### Your instructions
Could every line of the data be printed exactly as it reads?

====

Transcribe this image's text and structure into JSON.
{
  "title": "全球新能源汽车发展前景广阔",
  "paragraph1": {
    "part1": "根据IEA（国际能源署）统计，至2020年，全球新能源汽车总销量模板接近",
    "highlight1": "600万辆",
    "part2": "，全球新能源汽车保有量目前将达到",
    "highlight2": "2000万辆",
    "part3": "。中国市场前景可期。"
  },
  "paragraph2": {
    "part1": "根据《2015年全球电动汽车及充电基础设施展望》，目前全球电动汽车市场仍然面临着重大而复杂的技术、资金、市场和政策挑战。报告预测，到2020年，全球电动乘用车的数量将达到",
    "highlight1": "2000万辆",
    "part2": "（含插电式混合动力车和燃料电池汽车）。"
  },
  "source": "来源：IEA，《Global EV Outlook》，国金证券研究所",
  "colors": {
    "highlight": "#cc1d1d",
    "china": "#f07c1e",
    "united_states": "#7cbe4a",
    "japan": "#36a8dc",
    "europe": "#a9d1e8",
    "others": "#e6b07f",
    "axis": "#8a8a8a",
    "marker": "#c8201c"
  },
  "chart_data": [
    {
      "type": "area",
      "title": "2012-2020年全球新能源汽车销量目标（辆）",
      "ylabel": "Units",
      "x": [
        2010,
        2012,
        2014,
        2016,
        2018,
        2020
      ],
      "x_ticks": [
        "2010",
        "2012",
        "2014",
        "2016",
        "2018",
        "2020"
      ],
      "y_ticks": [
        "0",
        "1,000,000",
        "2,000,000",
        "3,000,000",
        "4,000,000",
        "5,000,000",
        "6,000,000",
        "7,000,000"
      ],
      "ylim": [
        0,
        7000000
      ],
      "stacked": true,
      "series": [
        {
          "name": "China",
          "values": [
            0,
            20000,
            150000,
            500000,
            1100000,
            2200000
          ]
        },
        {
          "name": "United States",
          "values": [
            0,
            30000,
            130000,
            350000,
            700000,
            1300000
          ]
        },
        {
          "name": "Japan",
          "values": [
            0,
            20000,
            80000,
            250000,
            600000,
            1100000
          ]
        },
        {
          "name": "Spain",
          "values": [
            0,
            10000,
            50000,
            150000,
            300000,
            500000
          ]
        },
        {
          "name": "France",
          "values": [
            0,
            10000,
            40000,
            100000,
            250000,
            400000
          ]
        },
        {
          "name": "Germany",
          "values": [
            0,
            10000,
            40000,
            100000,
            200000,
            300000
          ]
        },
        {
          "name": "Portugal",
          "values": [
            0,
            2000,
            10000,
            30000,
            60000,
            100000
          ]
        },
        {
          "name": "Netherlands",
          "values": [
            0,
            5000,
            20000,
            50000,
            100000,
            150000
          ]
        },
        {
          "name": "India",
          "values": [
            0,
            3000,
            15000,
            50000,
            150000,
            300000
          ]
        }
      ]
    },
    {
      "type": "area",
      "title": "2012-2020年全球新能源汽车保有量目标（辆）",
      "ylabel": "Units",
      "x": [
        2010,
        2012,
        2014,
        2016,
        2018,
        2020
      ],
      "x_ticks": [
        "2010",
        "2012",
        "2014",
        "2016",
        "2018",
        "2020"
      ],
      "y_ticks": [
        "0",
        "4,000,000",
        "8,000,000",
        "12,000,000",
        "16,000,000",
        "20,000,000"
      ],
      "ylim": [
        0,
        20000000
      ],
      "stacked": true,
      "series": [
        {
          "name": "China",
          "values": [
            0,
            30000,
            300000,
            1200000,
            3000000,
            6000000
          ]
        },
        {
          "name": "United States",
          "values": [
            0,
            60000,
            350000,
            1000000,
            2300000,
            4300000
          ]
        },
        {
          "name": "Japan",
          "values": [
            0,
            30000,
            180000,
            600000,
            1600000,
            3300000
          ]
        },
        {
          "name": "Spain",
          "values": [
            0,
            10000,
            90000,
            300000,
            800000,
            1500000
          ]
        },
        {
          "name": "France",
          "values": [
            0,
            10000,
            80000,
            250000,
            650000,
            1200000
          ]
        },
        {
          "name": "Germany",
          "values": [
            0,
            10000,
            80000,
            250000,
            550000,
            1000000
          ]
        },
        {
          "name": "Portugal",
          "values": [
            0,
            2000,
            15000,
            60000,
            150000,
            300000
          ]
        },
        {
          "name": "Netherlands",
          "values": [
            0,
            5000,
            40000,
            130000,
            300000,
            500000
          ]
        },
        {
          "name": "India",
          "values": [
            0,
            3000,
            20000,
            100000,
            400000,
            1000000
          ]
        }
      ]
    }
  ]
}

====

### Exercise solution
Transcribe this image's text and structure into JSON.
{
  "title": "全球新能源汽车发展前景广阔",
  "paragraph1": {
    "part1": "根据IEA（国际能源署）统计，至2020年，全球新能源汽车总销量模板接近",
    "highlight1": "600万辆",
    "part2": "，全球新能源汽车保有量目前将达到",
    "highlight2": "2000万辆",
    "part3": "。中国市场前景可期。"
  },
  "paragraph2": {
    "part1": "根据《2015年全球电动汽车及充电基础设施展望》，目前全球电动汽车市场仍然面临着重大而复杂的技术、资金、市场和政策挑战。报告预测，到2020年，全球电动乘用车的数量将达到",
    "highlight1": "2000万辆",
    "part2": "（含插电式混合动力车和燃料电池汽车）。"
  },
  "source": "来源：IEA，《Global EV Outlook》，国金证券研究所",
  "colors": {
    "highlight": "#cc1d1d",
    "china": "#f07c1e",
    "united_states": "#7cbe4a",
    "japan": "#36a8dc",
    "europe": "#a9d1e8",
    "others": "#e6b07f",
    "axis": "#8a8a8a",
    "marker": "#c8201c"
  },
  "chart_data": [
    {
      "type": "area",
      "title": "2012-2020年全球新能源汽车销量目标（辆）",
      "ylabel": "Units",
      "x": [
        2010,
        2012,
        2014,
        2016,
        2018,
        2020
      ],
      "x_ticks": [
        "2010",
        "2012",
        "2014",
        "2016",
        "2018",
        "2020"
      ],
      "y_ticks": [
        "0",
        "1,000,000",
        "2,000,000",
        "3,000,000",
        "4,000,000",
        "5,000,000",
        "6,000,000",
        "7,000,000"
      ],
      "ylim": [
        0,
        7000000
      ],
      "stacked": true,
      "series": [
        {
          "name": "China",
          "values": [
            0,
            20000,
            150000,
            500000,
            1100000,
            2200000
          ]
        },
        {
          "name": "United States",
          "values": [
            0,
            30000,
            130000,
            350000,
            700000,
            1300000
          ]
        },
        {
          "name": "Japan",
          "values": [
            0,
            20000,
            80000,
            250000,
            600000,
            1100000
          ]
        },
        {
          "name": "Spain",
          "values": [
            0,
            10000,
            50000,
            150000,
            300000,
            500000
          ]
        },
        {
          "name": "France",
          "values": [
            0,
            10000,
            40000,
            100000,
            250000,
            400000
          ]
        },
        {
          "name": "Germany",
          "values": [
            0,
            10000,
            40000,
            100000,
            200000,
            300000
          ]
        },
        {
          "name": "Portugal",
          "values": [
            0,
            2000,
            10000,
            30000,
            60000,
            100000
          ]
        },
        {
          "name": "Netherlands",
          "values": [
            0,
            5000,
            20000,
            50000,
            100000,
            150000
          ]
        },
        {
          "name": "India",
          "values": [
            0,
            3000,
            15000,
            50000,
            150000,
            300000
          ]
        }
      ]
    },
    {
      "type": "area",
      "title": "2012-2020年全球新能源汽车保有量目标（辆）",
      "ylabel": "Units",
      "x": [
        2010,
        2012,
        2014,
        2016,
        2018,
        2020
      ],
      "x_ticks": [
        "2010",
        "2012",
        "2014",
        "2016",
        "2018",
        "2020"
      ],
      "y_ticks": [
        "0",
        "4,000,000",
        "8,000,000",
        "12,000,000",
        "16,000,000",
        "20,000,000"
      ],
      "ylim": [
        0,
        20000000
      ],
      "stacked": true,
      "series": [
        {
          "name": "China",
          "values": [
            0,
            30000,
            300000,
            1200000,
            3000000,
            6000000
          ]
        },
        {
          "name": "United States",
          "values": [
            0,
            60000,
            350000,
            1000000,
            2300000,
            4300000
          ]
        },
        {
          "name": "Japan",
          "values": [
            0,
            30000,
            180000,
            600000,
            1600000,
            3300000
          ]
        },
        {
          "name": "Spain",
          "values": [
            0,
            10000,
            90000,
            300000,
            800000,
            1500000
          ]
        },
        {
          "name": "France",
          "values": [
            0,
            10000,
            80000,
            250000,
            650000,
            1200000
          ]
        },
        {
          "name": "Germany",
          "values": [
            0,
            10000,
            80000,
            250000,
            550000,
            1000000
          ]
        },
        {
          "name": "Portugal",
          "values": [
            0,
            2000,
            15000,
            60000,
            150000,
            300000
          ]
        },
        {
          "name": "Netherlands",
          "values": [
            0,
            5000,
            40000,
            130000,
            300000,
            500000
          ]
        },
        {
          "name": "India",
          "values": [
            0,
            3000,
            20000,
            100000,
            400000,
            1000000
          ]
        }
      ]
    }
  ]
}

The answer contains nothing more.